» Task requirements
Repeat the records word for word, excluding any picture.

Items from a data source
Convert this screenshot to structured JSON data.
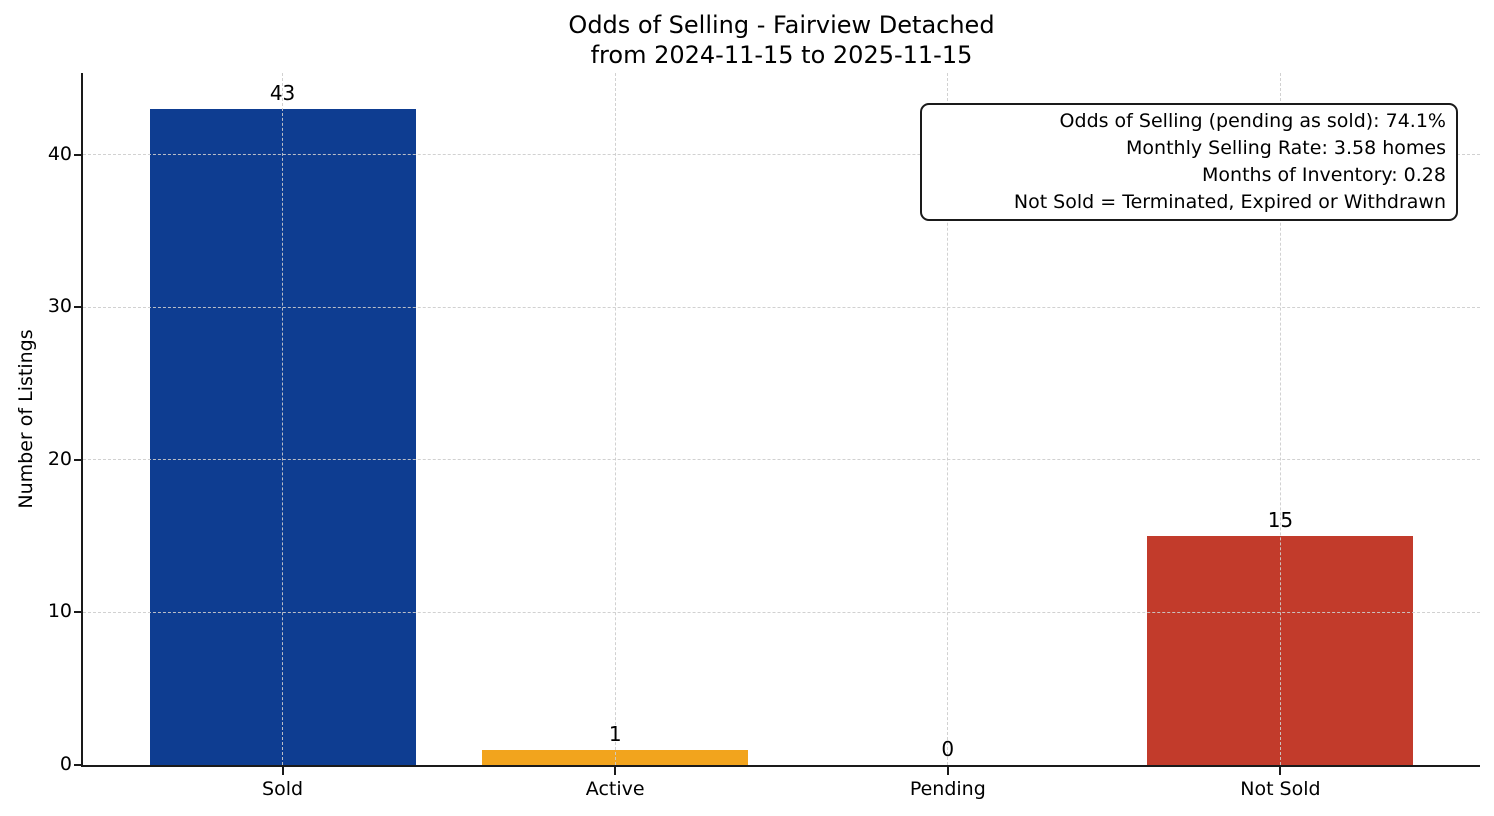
{
  "figure": {
    "title_line1": "Odds of Selling - Fairview Detached",
    "title_line2": "from 2024-11-15 to 2025-11-15"
  },
  "annotation_box": {
    "lines": [
      "Odds of Selling (pending as sold): 74.1%",
      "Monthly Selling Rate: 3.58 homes",
      "Months of Inventory: 0.28",
      "Not Sold = Terminated, Expired or Withdrawn"
    ]
  },
  "chart_data": {
    "type": "bar",
    "title": "Odds of Selling - Fairview Detached\nfrom 2024-11-15 to 2025-11-15",
    "categories": [
      "Sold",
      "Active",
      "Pending",
      "Not Sold"
    ],
    "values": [
      43,
      1,
      0,
      15
    ],
    "bar_colors": [
      "#0e3d91",
      "#f2a41d",
      null,
      "#c23b2b"
    ],
    "value_labels": [
      "43",
      "1",
      "0",
      "15"
    ],
    "xlabel": "",
    "ylabel": "Number of Listings",
    "yticks": [
      0,
      10,
      20,
      30,
      40
    ],
    "ylim": [
      0,
      45.35
    ],
    "grid": true,
    "grid_style": "dashed",
    "legend": "none"
  },
  "colors": {
    "bar_sold": "#0e3d91",
    "bar_active": "#f2a41d",
    "bar_not_sold": "#c23b2b",
    "grid": "#cdcdcd",
    "spine": "#1a1a1a",
    "text": "#000000",
    "background": "#ffffff"
  }
}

» Written solution
Convert this screenshot to structured JSON data.
{
  "figure": {
    "title_line1": "Odds of Selling - Fairview Detached",
    "title_line2": "from 2024-11-15 to 2025-11-15"
  },
  "annotation_box": {
    "lines": [
      "Odds of Selling (pending as sold): 74.1%",
      "Monthly Selling Rate: 3.58 homes",
      "Months of Inventory: 0.28",
      "Not Sold = Terminated, Expired or Withdrawn"
    ]
  },
  "chart_data": {
    "type": "bar",
    "title": "Odds of Selling - Fairview Detached\nfrom 2024-11-15 to 2025-11-15",
    "categories": [
      "Sold",
      "Active",
      "Pending",
      "Not Sold"
    ],
    "values": [
      43,
      1,
      0,
      15
    ],
    "bar_colors": [
      "#0e3d91",
      "#f2a41d",
      null,
      "#c23b2b"
    ],
    "value_labels": [
      "43",
      "1",
      "0",
      "15"
    ],
    "xlabel": "",
    "ylabel": "Number of Listings",
    "yticks": [
      0,
      10,
      20,
      30,
      40
    ],
    "ylim": [
      0,
      45.35
    ],
    "grid": true,
    "grid_style": "dashed",
    "legend": "none"
  },
  "colors": {
    "bar_sold": "#0e3d91",
    "bar_active": "#f2a41d",
    "bar_not_sold": "#c23b2b",
    "grid": "#cdcdcd",
    "spine": "#1a1a1a",
    "text": "#000000",
    "background": "#ffffff"
  }
}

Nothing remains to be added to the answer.